Write the listing below out again exactly, dropping the images.

* * * * *

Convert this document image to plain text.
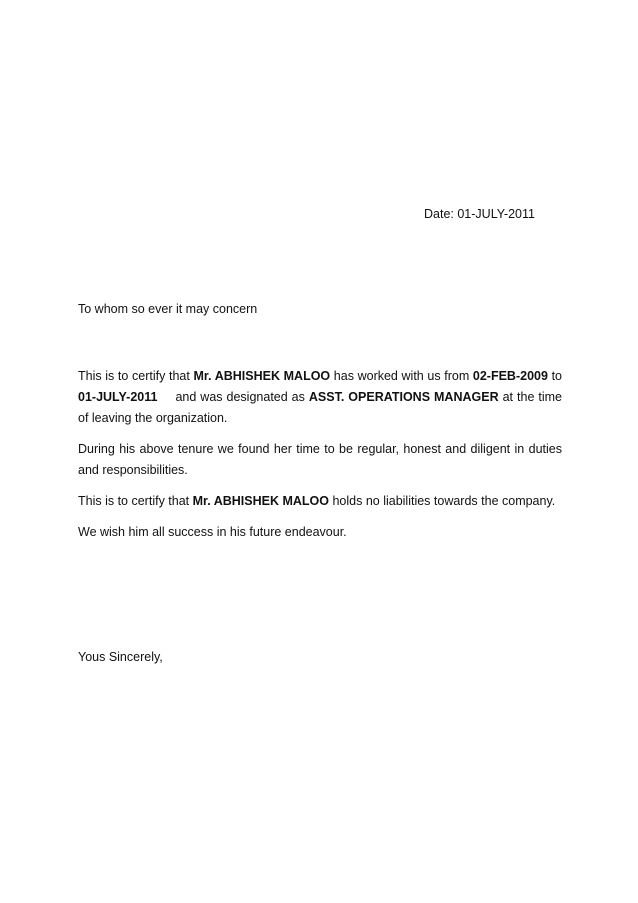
Date: 01-JULY-2011
To whom so ever it may concern

This is to certify that Mr. ABHISHEK MALOO has worked with us from 02-FEB-2009 to 01-JULY-2011 and was designated as ASST. OPERATIONS MANAGER at the time of leaving the organization.

During his above tenure we found her time to be regular, honest and diligent in duties and responsibilities.

This is to certify that Mr. ABHISHEK MALOO holds no liabilities towards the company.

We wish him all success in his future endeavour.

Yous Sincerely,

* * * * *

EXERCISE SOLUTION:
Convert this document image to plain text.
Date: 01-JULY-2011
To whom so ever it may concern

This is to certify that Mr. ABHISHEK MALOO has worked with us from 02-FEB-2009 to 01-JULY-2011 and was designated as ASST. OPERATIONS MANAGER at the time of leaving the organization.

During his above tenure we found her time to be regular, honest and diligent in duties and responsibilities.

This is to certify that Mr. ABHISHEK MALOO holds no liabilities towards the company.

We wish him all success in his future endeavour.

Yous Sincerely,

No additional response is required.